'''

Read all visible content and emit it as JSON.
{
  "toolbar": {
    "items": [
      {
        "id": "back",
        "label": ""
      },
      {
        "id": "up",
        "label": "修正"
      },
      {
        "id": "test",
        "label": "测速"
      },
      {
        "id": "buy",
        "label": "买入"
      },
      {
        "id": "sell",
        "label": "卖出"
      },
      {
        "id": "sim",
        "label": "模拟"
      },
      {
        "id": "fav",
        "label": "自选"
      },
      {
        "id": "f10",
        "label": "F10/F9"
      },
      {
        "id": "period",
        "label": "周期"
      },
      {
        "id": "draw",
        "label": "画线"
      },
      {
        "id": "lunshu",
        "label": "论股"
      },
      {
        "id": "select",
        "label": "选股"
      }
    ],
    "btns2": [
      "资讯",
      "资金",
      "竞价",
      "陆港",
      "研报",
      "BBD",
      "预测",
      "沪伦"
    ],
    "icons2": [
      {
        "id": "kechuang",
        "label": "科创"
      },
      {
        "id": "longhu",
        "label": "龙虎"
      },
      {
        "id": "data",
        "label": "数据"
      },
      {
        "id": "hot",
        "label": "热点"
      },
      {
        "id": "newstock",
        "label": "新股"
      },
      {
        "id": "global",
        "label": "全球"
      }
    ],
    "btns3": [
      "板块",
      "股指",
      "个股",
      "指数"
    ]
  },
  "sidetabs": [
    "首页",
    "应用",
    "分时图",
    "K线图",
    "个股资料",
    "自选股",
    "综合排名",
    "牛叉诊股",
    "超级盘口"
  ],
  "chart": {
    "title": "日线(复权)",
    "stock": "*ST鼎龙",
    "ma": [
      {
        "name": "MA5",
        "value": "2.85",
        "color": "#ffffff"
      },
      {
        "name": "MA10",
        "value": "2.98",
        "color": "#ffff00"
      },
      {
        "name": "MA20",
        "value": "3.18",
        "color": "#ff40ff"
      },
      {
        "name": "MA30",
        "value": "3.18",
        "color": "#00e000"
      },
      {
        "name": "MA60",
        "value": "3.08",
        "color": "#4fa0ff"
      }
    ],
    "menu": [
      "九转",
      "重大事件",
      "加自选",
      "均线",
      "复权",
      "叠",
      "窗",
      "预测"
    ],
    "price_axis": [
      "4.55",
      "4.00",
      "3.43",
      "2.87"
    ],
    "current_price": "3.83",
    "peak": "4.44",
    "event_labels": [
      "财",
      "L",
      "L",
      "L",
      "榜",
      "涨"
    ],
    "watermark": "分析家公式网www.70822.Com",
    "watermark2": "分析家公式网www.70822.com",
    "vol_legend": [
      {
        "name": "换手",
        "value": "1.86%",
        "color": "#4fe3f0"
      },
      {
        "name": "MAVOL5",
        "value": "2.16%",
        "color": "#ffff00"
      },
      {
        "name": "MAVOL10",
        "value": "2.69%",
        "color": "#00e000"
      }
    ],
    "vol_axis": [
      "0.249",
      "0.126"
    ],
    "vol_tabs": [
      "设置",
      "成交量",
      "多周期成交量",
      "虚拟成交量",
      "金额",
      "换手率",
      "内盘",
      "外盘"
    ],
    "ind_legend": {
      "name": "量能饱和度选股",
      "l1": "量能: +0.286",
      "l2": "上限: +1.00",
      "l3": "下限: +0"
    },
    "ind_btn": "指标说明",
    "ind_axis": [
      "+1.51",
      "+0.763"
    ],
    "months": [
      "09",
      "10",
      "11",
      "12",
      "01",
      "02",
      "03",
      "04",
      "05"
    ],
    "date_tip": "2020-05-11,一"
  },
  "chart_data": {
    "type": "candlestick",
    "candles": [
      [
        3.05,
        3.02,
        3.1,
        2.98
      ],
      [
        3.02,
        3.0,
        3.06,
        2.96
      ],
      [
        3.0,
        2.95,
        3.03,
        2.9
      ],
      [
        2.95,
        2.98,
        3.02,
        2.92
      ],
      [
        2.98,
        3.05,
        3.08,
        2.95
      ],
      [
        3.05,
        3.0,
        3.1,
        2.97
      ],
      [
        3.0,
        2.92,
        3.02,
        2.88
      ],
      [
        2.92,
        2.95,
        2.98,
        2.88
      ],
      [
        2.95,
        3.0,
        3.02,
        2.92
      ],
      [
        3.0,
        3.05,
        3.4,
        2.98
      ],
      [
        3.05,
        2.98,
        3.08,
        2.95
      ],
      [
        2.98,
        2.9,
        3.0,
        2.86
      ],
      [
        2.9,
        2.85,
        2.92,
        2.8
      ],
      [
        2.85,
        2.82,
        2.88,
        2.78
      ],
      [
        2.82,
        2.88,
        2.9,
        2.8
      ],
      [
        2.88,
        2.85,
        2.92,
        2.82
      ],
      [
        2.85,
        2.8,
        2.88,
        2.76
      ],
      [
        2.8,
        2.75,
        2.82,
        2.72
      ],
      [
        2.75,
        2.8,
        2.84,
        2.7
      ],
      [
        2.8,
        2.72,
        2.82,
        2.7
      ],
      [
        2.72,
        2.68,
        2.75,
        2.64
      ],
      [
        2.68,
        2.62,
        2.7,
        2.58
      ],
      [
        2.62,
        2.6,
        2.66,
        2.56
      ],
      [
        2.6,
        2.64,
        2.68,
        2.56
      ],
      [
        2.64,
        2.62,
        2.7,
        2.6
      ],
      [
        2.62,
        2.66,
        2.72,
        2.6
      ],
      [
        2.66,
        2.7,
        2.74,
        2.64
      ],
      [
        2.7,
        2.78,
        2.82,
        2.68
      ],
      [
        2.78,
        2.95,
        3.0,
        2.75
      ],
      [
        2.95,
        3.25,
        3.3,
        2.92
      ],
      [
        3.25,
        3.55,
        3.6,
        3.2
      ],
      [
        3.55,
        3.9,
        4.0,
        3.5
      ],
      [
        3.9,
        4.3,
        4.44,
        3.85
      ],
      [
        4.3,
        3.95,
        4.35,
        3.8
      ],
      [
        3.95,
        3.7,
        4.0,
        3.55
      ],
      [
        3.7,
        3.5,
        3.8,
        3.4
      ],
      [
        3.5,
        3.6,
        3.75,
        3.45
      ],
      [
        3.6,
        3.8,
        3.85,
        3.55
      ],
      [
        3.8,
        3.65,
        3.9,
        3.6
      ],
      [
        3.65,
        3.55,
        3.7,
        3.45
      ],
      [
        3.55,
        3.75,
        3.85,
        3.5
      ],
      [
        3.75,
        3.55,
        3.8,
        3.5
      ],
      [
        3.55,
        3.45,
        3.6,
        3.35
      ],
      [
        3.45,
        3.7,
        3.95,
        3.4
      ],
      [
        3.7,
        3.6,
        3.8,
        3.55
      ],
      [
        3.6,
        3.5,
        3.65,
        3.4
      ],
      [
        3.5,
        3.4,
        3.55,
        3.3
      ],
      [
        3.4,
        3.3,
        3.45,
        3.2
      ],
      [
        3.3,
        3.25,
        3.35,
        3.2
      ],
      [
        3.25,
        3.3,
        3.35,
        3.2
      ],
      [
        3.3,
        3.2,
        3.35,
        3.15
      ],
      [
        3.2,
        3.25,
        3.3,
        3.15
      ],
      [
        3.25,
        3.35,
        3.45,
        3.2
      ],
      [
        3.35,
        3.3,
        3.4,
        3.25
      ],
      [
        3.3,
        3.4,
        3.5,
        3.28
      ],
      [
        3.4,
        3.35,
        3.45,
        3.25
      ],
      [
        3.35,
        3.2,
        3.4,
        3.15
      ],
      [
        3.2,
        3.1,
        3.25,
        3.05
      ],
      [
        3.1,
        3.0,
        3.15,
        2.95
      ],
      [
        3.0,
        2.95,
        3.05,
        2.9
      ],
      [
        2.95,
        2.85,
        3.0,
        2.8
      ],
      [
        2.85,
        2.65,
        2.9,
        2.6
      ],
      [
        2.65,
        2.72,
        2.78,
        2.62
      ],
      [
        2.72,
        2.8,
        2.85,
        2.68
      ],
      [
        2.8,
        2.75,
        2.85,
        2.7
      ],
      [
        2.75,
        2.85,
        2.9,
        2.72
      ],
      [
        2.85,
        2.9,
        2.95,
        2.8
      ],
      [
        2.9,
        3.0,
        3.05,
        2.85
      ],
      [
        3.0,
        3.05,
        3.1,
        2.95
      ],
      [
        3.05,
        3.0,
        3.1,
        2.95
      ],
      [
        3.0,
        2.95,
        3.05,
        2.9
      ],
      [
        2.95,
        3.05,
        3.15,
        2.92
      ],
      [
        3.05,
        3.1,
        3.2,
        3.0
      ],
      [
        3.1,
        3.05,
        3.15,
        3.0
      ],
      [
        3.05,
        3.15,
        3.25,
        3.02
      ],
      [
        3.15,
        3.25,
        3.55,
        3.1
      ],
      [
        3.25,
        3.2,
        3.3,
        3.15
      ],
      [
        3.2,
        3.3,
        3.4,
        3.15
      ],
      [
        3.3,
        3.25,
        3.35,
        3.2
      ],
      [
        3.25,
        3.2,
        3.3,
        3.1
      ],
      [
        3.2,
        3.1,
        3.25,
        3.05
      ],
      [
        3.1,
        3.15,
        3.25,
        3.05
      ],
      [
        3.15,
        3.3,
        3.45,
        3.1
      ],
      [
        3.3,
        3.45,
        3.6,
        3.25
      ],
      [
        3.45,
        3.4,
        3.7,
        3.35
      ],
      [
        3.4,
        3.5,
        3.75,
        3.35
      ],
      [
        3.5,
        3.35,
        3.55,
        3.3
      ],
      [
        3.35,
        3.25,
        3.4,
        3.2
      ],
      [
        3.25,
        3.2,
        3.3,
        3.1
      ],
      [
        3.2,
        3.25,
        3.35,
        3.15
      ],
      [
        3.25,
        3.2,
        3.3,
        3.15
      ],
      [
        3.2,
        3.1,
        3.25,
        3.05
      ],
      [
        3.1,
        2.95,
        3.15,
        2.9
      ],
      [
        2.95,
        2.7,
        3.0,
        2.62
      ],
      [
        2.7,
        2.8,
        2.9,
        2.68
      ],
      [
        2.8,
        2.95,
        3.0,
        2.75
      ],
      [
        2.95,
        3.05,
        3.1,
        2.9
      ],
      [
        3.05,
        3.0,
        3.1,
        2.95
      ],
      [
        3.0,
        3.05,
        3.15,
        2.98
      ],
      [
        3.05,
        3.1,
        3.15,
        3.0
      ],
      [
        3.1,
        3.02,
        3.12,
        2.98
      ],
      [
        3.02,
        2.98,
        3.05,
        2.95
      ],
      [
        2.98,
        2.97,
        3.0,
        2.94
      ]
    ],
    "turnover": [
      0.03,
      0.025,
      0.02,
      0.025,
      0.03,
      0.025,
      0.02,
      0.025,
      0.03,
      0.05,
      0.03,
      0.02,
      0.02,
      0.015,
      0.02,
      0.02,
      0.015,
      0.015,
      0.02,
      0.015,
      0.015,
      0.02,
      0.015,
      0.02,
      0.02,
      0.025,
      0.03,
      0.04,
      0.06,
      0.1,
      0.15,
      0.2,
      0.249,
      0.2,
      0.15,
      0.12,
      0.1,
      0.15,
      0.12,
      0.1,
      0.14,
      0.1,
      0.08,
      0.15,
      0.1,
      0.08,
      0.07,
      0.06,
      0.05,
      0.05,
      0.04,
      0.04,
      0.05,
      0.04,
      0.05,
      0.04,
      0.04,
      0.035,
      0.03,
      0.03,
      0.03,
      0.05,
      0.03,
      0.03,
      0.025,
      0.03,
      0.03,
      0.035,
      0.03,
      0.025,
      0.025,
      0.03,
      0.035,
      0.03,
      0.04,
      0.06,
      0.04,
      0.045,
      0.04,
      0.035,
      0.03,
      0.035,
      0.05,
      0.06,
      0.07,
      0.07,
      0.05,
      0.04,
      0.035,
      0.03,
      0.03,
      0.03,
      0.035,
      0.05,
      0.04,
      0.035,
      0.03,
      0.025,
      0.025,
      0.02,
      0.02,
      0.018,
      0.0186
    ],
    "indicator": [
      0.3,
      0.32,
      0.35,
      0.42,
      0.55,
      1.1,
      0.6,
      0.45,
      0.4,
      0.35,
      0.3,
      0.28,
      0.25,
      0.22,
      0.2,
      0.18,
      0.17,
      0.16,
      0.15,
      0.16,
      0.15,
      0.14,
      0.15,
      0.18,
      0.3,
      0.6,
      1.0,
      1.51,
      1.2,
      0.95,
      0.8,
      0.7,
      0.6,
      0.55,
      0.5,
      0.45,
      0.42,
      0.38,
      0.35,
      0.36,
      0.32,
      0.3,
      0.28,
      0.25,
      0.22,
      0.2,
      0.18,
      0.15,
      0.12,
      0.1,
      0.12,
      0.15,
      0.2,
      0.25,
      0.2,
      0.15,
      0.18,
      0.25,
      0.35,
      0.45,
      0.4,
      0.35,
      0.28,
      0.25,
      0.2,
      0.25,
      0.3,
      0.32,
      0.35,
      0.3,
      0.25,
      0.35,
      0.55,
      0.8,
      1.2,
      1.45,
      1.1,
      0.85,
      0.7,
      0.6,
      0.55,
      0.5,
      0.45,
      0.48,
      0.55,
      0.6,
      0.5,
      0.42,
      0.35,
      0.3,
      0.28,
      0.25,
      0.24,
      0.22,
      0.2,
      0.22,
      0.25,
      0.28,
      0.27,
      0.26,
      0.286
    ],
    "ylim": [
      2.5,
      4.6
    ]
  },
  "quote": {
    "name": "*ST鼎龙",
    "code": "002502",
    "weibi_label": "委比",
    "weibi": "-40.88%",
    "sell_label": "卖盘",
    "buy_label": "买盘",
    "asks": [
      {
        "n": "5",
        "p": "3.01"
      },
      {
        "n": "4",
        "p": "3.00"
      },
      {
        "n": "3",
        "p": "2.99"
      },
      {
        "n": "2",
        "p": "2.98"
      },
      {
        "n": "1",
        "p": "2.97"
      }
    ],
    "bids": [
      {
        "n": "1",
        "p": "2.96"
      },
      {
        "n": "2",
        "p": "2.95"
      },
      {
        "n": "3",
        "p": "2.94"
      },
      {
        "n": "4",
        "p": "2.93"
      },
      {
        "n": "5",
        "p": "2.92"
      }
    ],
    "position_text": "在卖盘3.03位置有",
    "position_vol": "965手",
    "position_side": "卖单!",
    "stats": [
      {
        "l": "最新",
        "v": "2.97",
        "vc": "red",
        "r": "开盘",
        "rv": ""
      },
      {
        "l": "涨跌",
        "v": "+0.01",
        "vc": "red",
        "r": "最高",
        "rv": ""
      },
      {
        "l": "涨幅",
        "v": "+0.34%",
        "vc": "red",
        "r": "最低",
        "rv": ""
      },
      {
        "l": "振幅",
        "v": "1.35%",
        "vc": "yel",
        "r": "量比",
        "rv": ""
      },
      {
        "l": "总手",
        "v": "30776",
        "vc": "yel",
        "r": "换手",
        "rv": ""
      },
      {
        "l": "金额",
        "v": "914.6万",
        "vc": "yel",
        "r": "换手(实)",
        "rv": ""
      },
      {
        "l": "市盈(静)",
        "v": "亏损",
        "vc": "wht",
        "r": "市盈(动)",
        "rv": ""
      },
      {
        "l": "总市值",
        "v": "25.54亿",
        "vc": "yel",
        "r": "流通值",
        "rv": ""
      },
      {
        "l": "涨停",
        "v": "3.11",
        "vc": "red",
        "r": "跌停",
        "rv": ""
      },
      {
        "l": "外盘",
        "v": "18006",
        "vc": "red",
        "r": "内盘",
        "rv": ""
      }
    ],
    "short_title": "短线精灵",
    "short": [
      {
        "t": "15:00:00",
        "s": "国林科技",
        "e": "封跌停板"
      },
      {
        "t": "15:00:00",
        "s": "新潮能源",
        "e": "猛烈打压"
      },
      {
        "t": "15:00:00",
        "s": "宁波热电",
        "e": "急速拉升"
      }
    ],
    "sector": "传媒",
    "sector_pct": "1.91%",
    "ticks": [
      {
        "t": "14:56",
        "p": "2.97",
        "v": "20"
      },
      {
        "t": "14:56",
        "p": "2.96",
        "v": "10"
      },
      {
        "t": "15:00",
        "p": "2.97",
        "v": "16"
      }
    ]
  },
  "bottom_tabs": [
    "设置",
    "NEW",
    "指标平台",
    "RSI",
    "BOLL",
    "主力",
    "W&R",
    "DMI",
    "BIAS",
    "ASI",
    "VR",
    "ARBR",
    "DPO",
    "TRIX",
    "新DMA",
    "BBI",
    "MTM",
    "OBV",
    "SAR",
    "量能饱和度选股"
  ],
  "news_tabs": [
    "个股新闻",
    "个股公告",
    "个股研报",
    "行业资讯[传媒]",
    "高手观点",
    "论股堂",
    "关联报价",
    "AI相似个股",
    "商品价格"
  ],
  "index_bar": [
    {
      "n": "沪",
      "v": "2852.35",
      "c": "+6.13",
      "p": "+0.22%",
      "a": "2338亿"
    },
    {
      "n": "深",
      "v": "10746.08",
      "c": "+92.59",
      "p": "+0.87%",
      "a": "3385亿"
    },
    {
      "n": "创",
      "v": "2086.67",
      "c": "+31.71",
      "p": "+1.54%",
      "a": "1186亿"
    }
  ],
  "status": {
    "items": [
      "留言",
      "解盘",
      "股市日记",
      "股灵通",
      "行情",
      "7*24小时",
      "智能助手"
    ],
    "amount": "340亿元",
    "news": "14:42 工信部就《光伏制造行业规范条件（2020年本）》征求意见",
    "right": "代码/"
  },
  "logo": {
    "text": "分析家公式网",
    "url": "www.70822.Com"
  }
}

'''

Check all the records above and select each line where the string "name" is found.

        "name": "MA5",
        "name": "MA10",
        "name": "MA20",
        "name": "MA30",
        "name": "MA60",
        "name": "换手",
        "name": "MAVOL5",
        "name": "MAVOL10",
      "name": "量能饱和度选股",
    "name": "*ST鼎龙",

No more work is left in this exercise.